WORK TO COMPLETE – Extract all of the data and reproduce it precisely.

LISTING –

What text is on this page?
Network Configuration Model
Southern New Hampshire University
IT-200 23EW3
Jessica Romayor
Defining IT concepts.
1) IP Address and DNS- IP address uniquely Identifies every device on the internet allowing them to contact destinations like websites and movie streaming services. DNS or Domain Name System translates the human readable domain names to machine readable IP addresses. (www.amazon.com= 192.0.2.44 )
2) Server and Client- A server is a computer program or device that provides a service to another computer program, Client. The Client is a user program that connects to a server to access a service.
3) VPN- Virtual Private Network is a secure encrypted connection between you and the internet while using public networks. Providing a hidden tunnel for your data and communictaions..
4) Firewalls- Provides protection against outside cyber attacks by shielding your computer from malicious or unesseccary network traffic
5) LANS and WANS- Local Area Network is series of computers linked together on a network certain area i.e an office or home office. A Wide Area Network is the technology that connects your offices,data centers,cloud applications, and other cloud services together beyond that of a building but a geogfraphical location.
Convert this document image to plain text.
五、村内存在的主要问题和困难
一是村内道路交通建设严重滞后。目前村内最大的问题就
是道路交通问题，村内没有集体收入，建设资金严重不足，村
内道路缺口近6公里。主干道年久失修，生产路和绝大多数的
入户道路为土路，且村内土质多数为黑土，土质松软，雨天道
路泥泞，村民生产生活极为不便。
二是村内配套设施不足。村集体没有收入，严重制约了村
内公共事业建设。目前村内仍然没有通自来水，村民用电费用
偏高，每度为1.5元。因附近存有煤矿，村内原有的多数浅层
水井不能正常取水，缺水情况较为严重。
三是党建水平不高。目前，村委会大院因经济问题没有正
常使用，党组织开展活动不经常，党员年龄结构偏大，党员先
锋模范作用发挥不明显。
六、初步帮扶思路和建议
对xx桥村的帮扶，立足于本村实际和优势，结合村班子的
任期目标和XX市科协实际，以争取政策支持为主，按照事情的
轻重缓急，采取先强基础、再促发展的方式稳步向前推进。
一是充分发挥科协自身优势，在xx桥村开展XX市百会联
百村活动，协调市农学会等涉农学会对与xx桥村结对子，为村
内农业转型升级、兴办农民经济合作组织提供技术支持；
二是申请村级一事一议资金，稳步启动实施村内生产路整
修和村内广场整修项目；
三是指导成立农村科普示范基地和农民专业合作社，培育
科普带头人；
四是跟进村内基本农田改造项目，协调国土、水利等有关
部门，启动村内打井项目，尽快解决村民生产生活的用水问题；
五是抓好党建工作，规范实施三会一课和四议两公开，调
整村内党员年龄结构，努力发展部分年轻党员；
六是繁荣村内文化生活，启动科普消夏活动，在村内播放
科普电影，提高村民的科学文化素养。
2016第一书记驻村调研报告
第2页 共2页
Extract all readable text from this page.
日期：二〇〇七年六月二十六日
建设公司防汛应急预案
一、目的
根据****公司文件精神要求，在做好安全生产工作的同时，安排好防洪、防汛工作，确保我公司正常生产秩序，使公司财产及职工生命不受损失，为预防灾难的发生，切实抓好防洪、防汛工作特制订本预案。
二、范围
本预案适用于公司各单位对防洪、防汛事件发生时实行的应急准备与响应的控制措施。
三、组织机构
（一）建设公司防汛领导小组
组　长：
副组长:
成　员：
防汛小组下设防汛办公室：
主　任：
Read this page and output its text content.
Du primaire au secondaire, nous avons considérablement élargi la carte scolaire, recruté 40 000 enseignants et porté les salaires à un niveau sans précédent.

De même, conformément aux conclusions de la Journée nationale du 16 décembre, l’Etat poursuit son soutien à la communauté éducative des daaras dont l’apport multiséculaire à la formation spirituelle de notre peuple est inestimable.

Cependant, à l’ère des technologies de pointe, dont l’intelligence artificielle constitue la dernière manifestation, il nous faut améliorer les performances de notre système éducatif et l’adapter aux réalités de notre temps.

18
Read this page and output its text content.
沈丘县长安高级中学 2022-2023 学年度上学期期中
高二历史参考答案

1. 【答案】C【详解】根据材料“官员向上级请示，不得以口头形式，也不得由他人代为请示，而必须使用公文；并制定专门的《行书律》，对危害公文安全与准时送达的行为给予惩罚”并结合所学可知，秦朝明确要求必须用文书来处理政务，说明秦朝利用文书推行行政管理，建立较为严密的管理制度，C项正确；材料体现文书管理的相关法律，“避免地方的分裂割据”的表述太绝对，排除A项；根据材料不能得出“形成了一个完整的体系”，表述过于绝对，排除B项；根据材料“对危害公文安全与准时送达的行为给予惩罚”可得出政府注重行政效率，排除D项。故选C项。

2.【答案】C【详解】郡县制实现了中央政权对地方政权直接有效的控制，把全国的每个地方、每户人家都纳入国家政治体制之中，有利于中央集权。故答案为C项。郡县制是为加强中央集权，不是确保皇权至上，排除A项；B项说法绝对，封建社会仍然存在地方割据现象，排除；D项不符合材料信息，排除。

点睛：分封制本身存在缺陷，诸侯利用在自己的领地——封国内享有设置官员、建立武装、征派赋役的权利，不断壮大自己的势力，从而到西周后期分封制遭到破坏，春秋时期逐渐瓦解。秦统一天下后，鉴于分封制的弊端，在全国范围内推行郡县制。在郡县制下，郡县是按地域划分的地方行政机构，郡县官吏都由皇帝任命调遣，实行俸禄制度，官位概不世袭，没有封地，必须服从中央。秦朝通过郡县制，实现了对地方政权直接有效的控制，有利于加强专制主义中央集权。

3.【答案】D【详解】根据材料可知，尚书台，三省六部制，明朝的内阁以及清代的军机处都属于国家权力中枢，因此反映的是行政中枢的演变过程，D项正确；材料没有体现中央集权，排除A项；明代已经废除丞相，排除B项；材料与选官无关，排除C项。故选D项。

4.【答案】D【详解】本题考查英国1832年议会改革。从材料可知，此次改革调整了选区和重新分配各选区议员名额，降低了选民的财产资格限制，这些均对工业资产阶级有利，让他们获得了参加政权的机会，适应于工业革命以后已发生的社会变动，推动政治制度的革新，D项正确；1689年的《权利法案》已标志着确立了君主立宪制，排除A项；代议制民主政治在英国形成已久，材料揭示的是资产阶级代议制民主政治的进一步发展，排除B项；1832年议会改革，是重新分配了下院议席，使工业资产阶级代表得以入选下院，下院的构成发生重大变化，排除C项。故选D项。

FINAL RESULT –
What text is on this page?
Network Configuration Model
Southern New Hampshire University
IT-200 23EW3
Jessica Romayor
Defining IT concepts.
1) IP Address and DNS- IP address uniquely Identifies every device on the internet allowing them to contact destinations like websites and movie streaming services. DNS or Domain Name System translates the human readable domain names to machine readable IP addresses. (www.amazon.com= 192.0.2.44 )
2) Server and Client- A server is a computer program or device that provides a service to another computer program, Client. The Client is a user program that connects to a server to access a service.
3) VPN- Virtual Private Network is a secure encrypted connection between you and the internet while using public networks. Providing a hidden tunnel for your data and communictaions..
4) Firewalls- Provides protection against outside cyber attacks by shielding your computer from malicious or unesseccary network traffic
5) LANS and WANS- Local Area Network is series of computers linked together on a network certain area i.e an office or home office. A Wide Area Network is the technology that connects your offices,data centers,cloud applications, and other cloud services together beyond that of a building but a geogfraphical location.
Convert this document image to plain text.
五、村内存在的主要问题和困难
一是村内道路交通建设严重滞后。目前村内最大的问题就
是道路交通问题，村内没有集体收入，建设资金严重不足，村
内道路缺口近6公里。主干道年久失修，生产路和绝大多数的
入户道路为土路，且村内土质多数为黑土，土质松软，雨天道
路泥泞，村民生产生活极为不便。
二是村内配套设施不足。村集体没有收入，严重制约了村
内公共事业建设。目前村内仍然没有通自来水，村民用电费用
偏高，每度为1.5元。因附近存有煤矿，村内原有的多数浅层
水井不能正常取水，缺水情况较为严重。
三是党建水平不高。目前，村委会大院因经济问题没有正
常使用，党组织开展活动不经常，党员年龄结构偏大，党员先
锋模范作用发挥不明显。
六、初步帮扶思路和建议
对xx桥村的帮扶，立足于本村实际和优势，结合村班子的
任期目标和XX市科协实际，以争取政策支持为主，按照事情的
轻重缓急，采取先强基础、再促发展的方式稳步向前推进。
一是充分发挥科协自身优势，在xx桥村开展XX市百会联
百村活动，协调市农学会等涉农学会对与xx桥村结对子，为村
内农业转型升级、兴办农民经济合作组织提供技术支持；
二是申请村级一事一议资金，稳步启动实施村内生产路整
修和村内广场整修项目；
三是指导成立农村科普示范基地和农民专业合作社，培育
科普带头人；
四是跟进村内基本农田改造项目，协调国土、水利等有关
部门，启动村内打井项目，尽快解决村民生产生活的用水问题；
五是抓好党建工作，规范实施三会一课和四议两公开，调
整村内党员年龄结构，努力发展部分年轻党员；
六是繁荣村内文化生活，启动科普消夏活动，在村内播放
科普电影，提高村民的科学文化素养。
2016第一书记驻村调研报告
第2页 共2页
Extract all readable text from this page.
日期：二〇〇七年六月二十六日
建设公司防汛应急预案
一、目的
根据****公司文件精神要求，在做好安全生产工作的同时，安排好防洪、防汛工作，确保我公司正常生产秩序，使公司财产及职工生命不受损失，为预防灾难的发生，切实抓好防洪、防汛工作特制订本预案。
二、范围
本预案适用于公司各单位对防洪、防汛事件发生时实行的应急准备与响应的控制措施。
三、组织机构
（一）建设公司防汛领导小组
组　长：
副组长:
成　员：
防汛小组下设防汛办公室：
主　任：
Read this page and output its text content.
Du primaire au secondaire, nous avons considérablement élargi la carte scolaire, recruté 40 000 enseignants et porté les salaires à un niveau sans précédent.

De même, conformément aux conclusions de la Journée nationale du 16 décembre, l’Etat poursuit son soutien à la communauté éducative des daaras dont l’apport multiséculaire à la formation spirituelle de notre peuple est inestimable.

Cependant, à l’ère des technologies de pointe, dont l’intelligence artificielle constitue la dernière manifestation, il nous faut améliorer les performances de notre système éducatif et l’adapter aux réalités de notre temps.

18
Read this page and output its text content.
沈丘县长安高级中学 2022-2023 学年度上学期期中
高二历史参考答案

1. 【答案】C【详解】根据材料“官员向上级请示，不得以口头形式，也不得由他人代为请示，而必须使用公文；并制定专门的《行书律》，对危害公文安全与准时送达的行为给予惩罚”并结合所学可知，秦朝明确要求必须用文书来处理政务，说明秦朝利用文书推行行政管理，建立较为严密的管理制度，C项正确；材料体现文书管理的相关法律，“避免地方的分裂割据”的表述太绝对，排除A项；根据材料不能得出“形成了一个完整的体系”，表述过于绝对，排除B项；根据材料“对危害公文安全与准时送达的行为给予惩罚”可得出政府注重行政效率，排除D项。故选C项。

2.【答案】C【详解】郡县制实现了中央政权对地方政权直接有效的控制，把全国的每个地方、每户人家都纳入国家政治体制之中，有利于中央集权。故答案为C项。郡县制是为加强中央集权，不是确保皇权至上，排除A项；B项说法绝对，封建社会仍然存在地方割据现象，排除；D项不符合材料信息，排除。

点睛：分封制本身存在缺陷，诸侯利用在自己的领地——封国内享有设置官员、建立武装、征派赋役的权利，不断壮大自己的势力，从而到西周后期分封制遭到破坏，春秋时期逐渐瓦解。秦统一天下后，鉴于分封制的弊端，在全国范围内推行郡县制。在郡县制下，郡县是按地域划分的地方行政机构，郡县官吏都由皇帝任命调遣，实行俸禄制度，官位概不世袭，没有封地，必须服从中央。秦朝通过郡县制，实现了对地方政权直接有效的控制，有利于加强专制主义中央集权。

3.【答案】D【详解】根据材料可知，尚书台，三省六部制，明朝的内阁以及清代的军机处都属于国家权力中枢，因此反映的是行政中枢的演变过程，D项正确；材料没有体现中央集权，排除A项；明代已经废除丞相，排除B项；材料与选官无关，排除C项。故选D项。

4.【答案】D【详解】本题考查英国1832年议会改革。从材料可知，此次改革调整了选区和重新分配各选区议员名额，降低了选民的财产资格限制，这些均对工业资产阶级有利，让他们获得了参加政权的机会，适应于工业革命以后已发生的社会变动，推动政治制度的革新，D项正确；1689年的《权利法案》已标志着确立了君主立宪制，排除A项；代议制民主政治在英国形成已久，材料揭示的是资产阶级代议制民主政治的进一步发展，排除B项；1832年议会改革，是重新分配了下院议席，使工业资产阶级代表得以入选下院，下院的构成发生重大变化，排除C项。故选D项。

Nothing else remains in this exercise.